Directive – Find the lines with "category" in them and copy them out.

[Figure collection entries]
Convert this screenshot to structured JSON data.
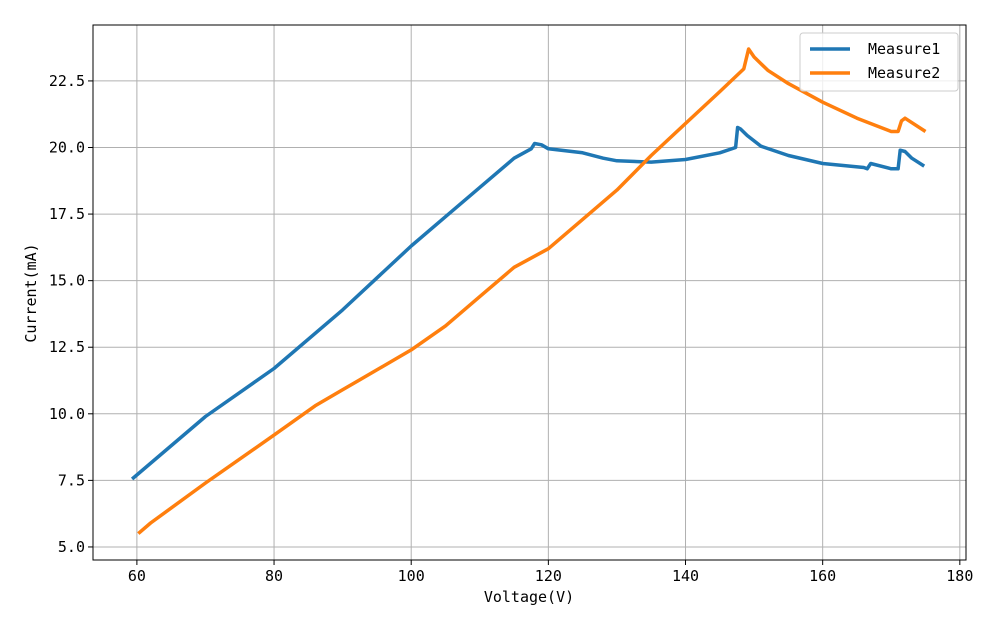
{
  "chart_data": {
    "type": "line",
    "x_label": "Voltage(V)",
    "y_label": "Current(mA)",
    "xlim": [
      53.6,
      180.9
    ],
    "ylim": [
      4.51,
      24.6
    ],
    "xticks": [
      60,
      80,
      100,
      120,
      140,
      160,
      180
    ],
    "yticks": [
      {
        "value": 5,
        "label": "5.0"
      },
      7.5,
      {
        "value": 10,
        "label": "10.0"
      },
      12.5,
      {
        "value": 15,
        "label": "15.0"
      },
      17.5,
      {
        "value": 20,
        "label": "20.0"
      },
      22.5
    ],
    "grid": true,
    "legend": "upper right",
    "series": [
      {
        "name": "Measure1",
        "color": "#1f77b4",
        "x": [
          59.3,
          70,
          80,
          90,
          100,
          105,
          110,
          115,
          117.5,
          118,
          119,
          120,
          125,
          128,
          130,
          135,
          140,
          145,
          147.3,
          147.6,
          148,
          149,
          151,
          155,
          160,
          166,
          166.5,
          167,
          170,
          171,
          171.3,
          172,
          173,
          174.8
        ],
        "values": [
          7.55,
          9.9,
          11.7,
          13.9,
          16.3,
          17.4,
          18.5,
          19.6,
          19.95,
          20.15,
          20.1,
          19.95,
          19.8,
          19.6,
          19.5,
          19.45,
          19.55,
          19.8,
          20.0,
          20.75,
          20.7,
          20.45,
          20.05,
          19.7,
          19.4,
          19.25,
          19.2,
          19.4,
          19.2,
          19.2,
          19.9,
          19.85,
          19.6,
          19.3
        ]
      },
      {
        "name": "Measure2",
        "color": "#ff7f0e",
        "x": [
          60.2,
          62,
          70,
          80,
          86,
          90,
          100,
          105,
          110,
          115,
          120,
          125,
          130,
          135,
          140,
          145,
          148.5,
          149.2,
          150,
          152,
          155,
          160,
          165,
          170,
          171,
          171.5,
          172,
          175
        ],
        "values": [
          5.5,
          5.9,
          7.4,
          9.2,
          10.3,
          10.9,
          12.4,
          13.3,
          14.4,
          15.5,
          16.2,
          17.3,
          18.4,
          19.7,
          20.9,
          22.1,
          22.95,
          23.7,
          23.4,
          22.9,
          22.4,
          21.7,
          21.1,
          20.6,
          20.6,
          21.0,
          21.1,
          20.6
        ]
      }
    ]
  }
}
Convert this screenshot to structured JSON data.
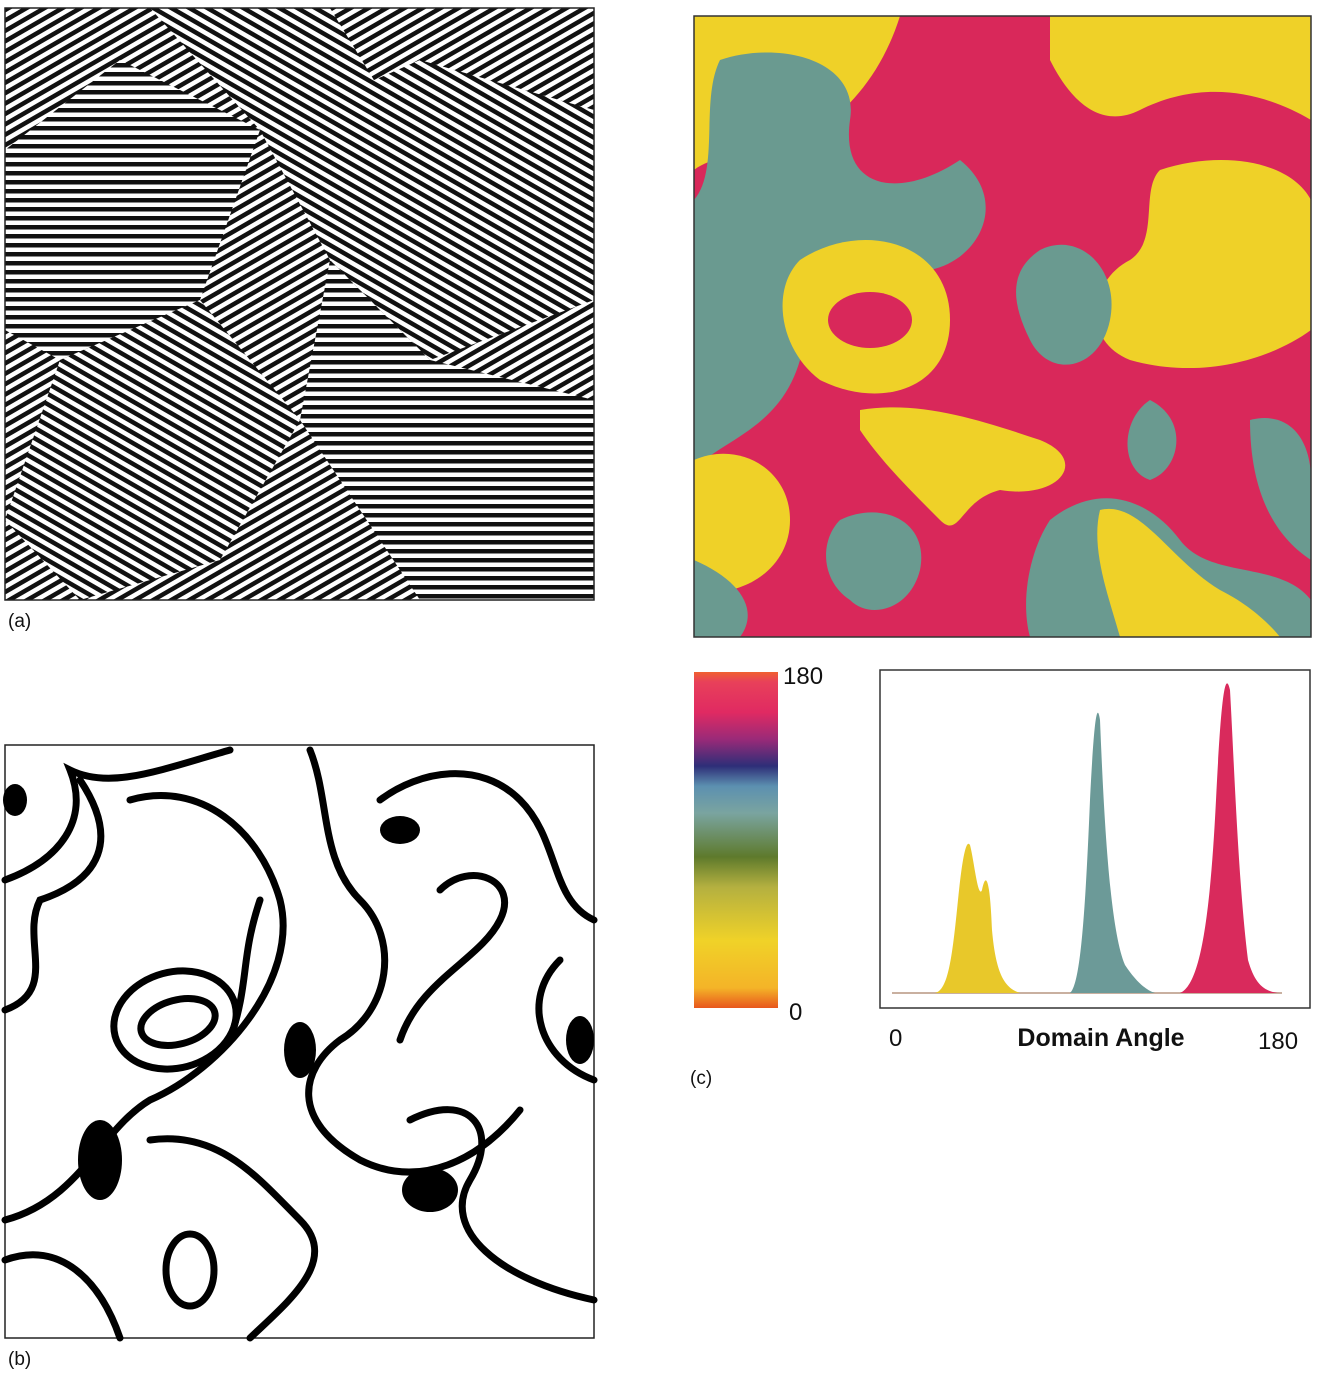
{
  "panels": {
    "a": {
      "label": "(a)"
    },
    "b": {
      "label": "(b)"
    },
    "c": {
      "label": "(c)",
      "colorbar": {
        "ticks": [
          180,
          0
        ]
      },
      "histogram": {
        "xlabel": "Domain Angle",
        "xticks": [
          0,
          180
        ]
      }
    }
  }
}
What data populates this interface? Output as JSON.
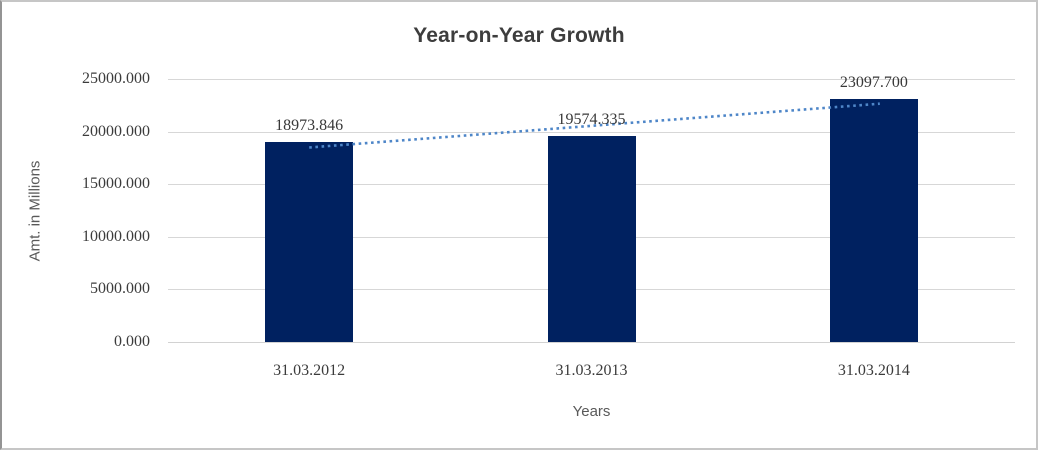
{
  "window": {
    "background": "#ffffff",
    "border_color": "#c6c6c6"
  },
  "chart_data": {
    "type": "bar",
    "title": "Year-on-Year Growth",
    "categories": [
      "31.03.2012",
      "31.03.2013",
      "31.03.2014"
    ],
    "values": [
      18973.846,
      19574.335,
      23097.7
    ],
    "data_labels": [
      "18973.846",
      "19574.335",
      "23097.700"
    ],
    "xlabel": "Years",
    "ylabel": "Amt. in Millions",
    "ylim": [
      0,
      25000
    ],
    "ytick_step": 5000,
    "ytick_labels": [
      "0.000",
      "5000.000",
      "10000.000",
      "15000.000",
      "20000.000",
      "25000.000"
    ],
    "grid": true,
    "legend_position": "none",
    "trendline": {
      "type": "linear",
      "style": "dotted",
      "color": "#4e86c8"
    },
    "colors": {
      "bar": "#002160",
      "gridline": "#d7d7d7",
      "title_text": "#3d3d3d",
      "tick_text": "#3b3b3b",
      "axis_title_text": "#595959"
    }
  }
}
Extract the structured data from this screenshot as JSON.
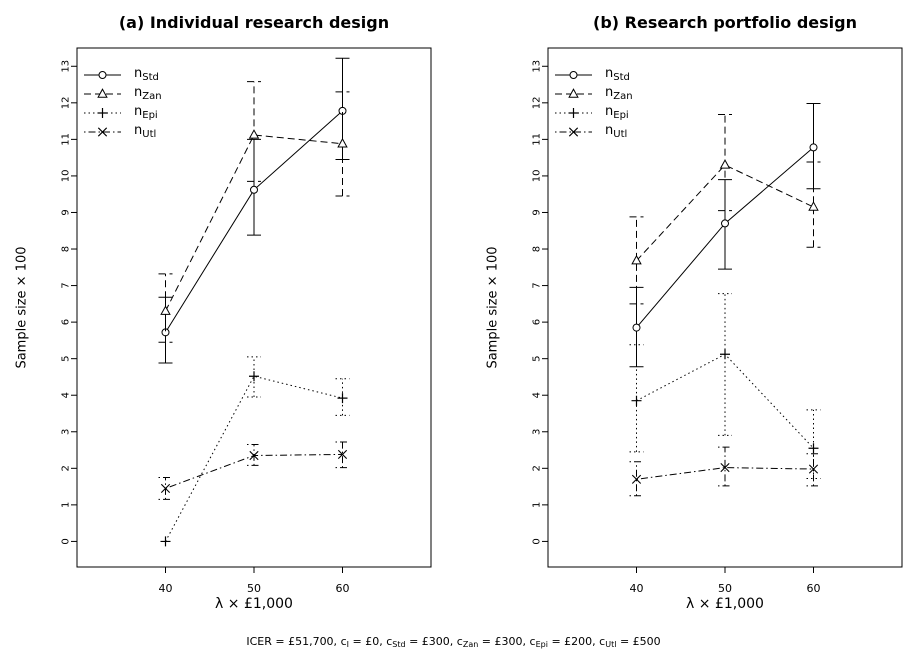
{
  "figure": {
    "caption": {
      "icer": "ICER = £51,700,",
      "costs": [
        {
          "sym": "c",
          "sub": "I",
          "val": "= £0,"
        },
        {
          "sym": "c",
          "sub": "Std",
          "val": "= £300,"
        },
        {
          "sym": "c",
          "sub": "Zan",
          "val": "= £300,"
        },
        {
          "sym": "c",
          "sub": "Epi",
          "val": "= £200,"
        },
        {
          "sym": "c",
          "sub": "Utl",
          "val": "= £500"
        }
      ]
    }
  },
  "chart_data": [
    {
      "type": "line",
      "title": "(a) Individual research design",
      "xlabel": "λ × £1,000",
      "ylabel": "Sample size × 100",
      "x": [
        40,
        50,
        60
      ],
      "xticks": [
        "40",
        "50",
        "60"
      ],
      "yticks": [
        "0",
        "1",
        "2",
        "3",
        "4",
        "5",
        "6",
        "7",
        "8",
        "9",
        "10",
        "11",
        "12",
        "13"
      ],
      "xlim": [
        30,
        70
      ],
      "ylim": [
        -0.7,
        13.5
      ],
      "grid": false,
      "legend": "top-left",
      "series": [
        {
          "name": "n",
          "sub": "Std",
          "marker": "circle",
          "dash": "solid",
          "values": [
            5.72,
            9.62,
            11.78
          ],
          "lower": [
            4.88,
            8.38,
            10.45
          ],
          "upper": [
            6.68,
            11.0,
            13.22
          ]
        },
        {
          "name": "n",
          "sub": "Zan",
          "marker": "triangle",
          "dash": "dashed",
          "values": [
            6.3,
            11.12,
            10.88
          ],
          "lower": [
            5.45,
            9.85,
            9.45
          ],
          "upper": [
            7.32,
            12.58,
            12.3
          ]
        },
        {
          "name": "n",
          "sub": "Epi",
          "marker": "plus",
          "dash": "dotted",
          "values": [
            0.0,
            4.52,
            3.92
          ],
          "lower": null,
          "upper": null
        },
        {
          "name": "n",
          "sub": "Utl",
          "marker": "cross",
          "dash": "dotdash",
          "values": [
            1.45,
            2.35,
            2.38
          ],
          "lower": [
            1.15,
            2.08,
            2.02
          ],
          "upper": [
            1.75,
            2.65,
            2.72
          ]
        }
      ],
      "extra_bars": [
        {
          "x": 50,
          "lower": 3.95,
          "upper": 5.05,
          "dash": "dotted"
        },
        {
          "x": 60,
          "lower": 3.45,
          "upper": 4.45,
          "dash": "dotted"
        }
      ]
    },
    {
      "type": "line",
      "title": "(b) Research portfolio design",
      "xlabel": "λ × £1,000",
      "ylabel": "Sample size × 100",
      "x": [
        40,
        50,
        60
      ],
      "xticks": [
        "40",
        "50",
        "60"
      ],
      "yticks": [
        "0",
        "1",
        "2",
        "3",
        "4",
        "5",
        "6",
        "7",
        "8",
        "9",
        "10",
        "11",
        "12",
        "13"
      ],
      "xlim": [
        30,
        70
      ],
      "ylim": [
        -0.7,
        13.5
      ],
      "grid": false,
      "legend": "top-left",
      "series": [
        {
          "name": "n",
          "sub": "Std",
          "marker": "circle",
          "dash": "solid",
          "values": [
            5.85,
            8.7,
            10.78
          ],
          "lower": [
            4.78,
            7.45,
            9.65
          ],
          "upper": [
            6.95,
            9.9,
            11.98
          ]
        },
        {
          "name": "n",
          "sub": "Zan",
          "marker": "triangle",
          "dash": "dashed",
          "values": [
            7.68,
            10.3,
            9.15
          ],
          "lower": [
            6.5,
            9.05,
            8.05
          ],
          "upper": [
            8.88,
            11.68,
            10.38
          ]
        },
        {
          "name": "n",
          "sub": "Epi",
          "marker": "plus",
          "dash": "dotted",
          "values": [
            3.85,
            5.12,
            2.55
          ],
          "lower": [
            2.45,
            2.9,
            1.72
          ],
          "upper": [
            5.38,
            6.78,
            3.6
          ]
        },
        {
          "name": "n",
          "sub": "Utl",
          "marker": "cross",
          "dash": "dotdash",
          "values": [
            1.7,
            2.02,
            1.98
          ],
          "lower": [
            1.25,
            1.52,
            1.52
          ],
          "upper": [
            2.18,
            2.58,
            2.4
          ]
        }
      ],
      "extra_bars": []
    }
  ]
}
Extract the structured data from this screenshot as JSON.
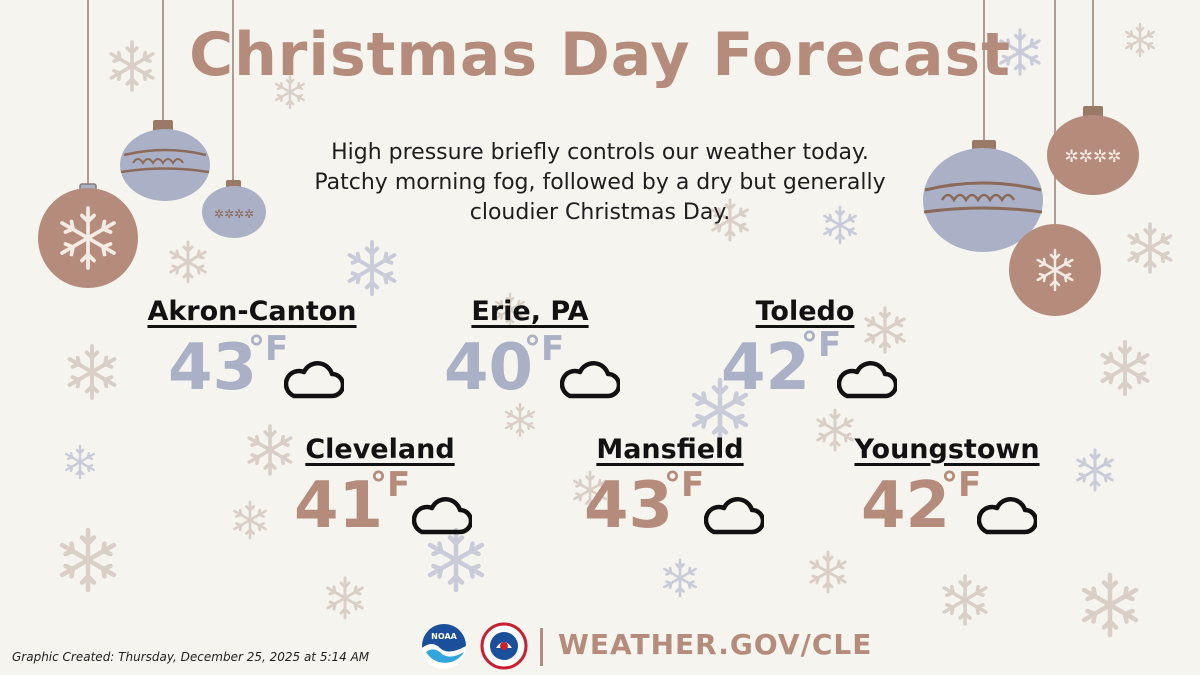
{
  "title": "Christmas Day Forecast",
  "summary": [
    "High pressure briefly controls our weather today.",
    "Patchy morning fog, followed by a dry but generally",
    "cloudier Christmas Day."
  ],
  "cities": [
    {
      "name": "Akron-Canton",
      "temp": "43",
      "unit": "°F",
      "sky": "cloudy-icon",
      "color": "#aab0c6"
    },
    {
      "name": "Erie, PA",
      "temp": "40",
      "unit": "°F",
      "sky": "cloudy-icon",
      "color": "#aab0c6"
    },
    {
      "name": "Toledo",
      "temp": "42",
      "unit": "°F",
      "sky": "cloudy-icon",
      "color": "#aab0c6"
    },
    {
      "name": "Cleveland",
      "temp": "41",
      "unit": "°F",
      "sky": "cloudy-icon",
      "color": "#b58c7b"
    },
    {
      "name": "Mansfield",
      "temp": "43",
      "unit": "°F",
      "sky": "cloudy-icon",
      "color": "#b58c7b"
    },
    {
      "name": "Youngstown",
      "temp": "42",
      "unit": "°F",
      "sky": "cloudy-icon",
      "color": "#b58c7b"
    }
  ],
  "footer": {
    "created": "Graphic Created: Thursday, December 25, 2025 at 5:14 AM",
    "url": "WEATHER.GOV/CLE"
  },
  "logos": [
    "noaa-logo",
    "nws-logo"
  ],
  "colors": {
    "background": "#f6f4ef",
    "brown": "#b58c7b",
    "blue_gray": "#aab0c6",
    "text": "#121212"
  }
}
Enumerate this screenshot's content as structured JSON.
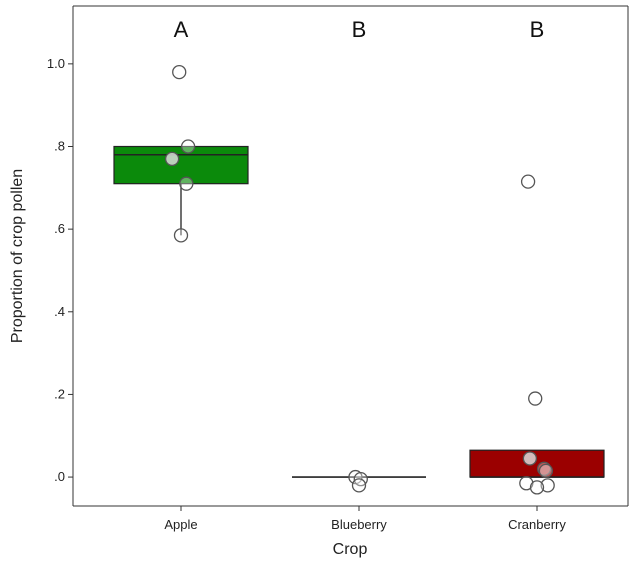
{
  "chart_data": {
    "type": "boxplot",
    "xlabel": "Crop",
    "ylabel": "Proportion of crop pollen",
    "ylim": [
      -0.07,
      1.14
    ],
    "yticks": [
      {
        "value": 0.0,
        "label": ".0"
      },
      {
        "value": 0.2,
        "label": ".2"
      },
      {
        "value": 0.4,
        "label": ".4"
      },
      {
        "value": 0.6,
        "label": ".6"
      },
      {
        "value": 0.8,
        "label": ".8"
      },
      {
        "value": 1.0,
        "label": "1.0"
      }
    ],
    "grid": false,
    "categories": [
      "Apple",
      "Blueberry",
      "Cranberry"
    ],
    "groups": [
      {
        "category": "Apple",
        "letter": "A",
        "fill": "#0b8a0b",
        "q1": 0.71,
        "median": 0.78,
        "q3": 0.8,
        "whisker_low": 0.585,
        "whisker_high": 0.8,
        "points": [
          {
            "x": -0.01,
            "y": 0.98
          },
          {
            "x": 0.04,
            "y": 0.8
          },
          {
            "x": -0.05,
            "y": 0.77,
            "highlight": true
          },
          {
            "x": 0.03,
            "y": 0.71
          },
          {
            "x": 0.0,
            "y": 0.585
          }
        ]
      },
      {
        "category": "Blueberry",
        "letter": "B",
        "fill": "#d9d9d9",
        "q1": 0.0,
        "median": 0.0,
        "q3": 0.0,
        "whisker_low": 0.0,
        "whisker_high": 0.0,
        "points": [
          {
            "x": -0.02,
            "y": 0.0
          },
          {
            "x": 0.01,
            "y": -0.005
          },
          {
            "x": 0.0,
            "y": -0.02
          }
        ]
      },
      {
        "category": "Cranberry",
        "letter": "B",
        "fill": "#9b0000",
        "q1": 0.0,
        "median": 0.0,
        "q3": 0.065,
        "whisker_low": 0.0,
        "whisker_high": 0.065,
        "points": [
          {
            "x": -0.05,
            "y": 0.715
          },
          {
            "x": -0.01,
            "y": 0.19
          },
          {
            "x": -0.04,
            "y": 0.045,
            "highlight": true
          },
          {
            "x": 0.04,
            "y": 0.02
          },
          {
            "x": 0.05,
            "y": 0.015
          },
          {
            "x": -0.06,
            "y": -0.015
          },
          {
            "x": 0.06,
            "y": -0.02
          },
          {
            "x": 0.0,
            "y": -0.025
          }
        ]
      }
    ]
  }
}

Written reply –
        "category": "Apple",
        "category": "Blueberry",
        "category": "Cranberry",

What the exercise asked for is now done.